### Given exercise
Nothing should be left out: output all of the entries exactly.

### Dataset records
--------------------

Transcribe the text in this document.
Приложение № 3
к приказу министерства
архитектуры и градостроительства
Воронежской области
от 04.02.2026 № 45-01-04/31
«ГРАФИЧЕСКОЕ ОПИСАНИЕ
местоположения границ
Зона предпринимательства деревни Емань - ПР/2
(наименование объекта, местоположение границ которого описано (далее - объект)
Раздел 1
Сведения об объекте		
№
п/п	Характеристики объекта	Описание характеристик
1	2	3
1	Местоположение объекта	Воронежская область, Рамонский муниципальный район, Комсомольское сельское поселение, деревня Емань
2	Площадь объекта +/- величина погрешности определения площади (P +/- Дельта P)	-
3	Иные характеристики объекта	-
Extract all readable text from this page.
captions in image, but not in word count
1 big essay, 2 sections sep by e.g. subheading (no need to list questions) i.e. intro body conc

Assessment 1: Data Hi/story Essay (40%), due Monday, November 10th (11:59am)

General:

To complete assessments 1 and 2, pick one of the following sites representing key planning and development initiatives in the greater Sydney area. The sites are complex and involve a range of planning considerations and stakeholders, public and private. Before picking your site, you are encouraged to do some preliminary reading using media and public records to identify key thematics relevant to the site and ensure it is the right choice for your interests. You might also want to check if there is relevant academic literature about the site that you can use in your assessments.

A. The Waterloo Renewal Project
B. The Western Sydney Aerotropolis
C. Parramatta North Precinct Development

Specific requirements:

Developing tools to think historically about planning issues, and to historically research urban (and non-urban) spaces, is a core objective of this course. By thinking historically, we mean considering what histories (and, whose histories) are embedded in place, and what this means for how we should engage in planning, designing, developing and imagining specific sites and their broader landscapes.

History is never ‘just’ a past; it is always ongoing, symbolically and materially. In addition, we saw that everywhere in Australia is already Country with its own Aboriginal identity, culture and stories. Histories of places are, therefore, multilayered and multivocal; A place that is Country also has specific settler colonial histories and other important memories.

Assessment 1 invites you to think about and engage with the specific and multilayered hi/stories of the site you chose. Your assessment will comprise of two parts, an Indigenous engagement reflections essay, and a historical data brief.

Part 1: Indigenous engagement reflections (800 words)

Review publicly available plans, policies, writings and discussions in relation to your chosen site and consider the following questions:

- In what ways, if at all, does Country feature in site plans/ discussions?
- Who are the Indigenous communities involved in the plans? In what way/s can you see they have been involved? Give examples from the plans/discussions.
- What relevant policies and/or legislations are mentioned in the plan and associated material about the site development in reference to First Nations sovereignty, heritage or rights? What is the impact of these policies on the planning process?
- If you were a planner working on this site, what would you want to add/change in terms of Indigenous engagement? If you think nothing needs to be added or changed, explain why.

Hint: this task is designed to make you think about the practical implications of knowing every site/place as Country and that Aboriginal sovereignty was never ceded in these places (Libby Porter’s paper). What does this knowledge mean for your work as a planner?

--------------------

### In response
Transcribe the text in this document.
Приложение № 3
к приказу министерства
архитектуры и градостроительства
Воронежской области
от 04.02.2026 № 45-01-04/31
«ГРАФИЧЕСКОЕ ОПИСАНИЕ
местоположения границ
Зона предпринимательства деревни Емань - ПР/2
(наименование объекта, местоположение границ которого описано (далее - объект)
Раздел 1
Сведения об объекте		
№
п/п	Характеристики объекта	Описание характеристик
1	2	3
1	Местоположение объекта	Воронежская область, Рамонский муниципальный район, Комсомольское сельское поселение, деревня Емань
2	Площадь объекта +/- величина погрешности определения площади (P +/- Дельта P)	-
3	Иные характеристики объекта	-
Extract all readable text from this page.
captions in image, but not in word count
1 big essay, 2 sections sep by e.g. subheading (no need to list questions) i.e. intro body conc

Assessment 1: Data Hi/story Essay (40%), due Monday, November 10th (11:59am)

General:

To complete assessments 1 and 2, pick one of the following sites representing key planning and development initiatives in the greater Sydney area. The sites are complex and involve a range of planning considerations and stakeholders, public and private. Before picking your site, you are encouraged to do some preliminary reading using media and public records to identify key thematics relevant to the site and ensure it is the right choice for your interests. You might also want to check if there is relevant academic literature about the site that you can use in your assessments.

A. The Waterloo Renewal Project
B. The Western Sydney Aerotropolis
C. Parramatta North Precinct Development

Specific requirements:

Developing tools to think historically about planning issues, and to historically research urban (and non-urban) spaces, is a core objective of this course. By thinking historically, we mean considering what histories (and, whose histories) are embedded in place, and what this means for how we should engage in planning, designing, developing and imagining specific sites and their broader landscapes.

History is never ‘just’ a past; it is always ongoing, symbolically and materially. In addition, we saw that everywhere in Australia is already Country with its own Aboriginal identity, culture and stories. Histories of places are, therefore, multilayered and multivocal; A place that is Country also has specific settler colonial histories and other important memories.

Assessment 1 invites you to think about and engage with the specific and multilayered hi/stories of the site you chose. Your assessment will comprise of two parts, an Indigenous engagement reflections essay, and a historical data brief.

Part 1: Indigenous engagement reflections (800 words)

Review publicly available plans, policies, writings and discussions in relation to your chosen site and consider the following questions:

- In what ways, if at all, does Country feature in site plans/ discussions?
- Who are the Indigenous communities involved in the plans? In what way/s can you see they have been involved? Give examples from the plans/discussions.
- What relevant policies and/or legislations are mentioned in the plan and associated material about the site development in reference to First Nations sovereignty, heritage or rights? What is the impact of these policies on the planning process?
- If you were a planner working on this site, what would you want to add/change in terms of Indigenous engagement? If you think nothing needs to be added or changed, explain why.

Hint: this task is designed to make you think about the practical implications of knowing every site/place as Country and that Aboriginal sovereignty was never ceded in these places (Libby Porter’s paper). What does this knowledge mean for your work as a planner?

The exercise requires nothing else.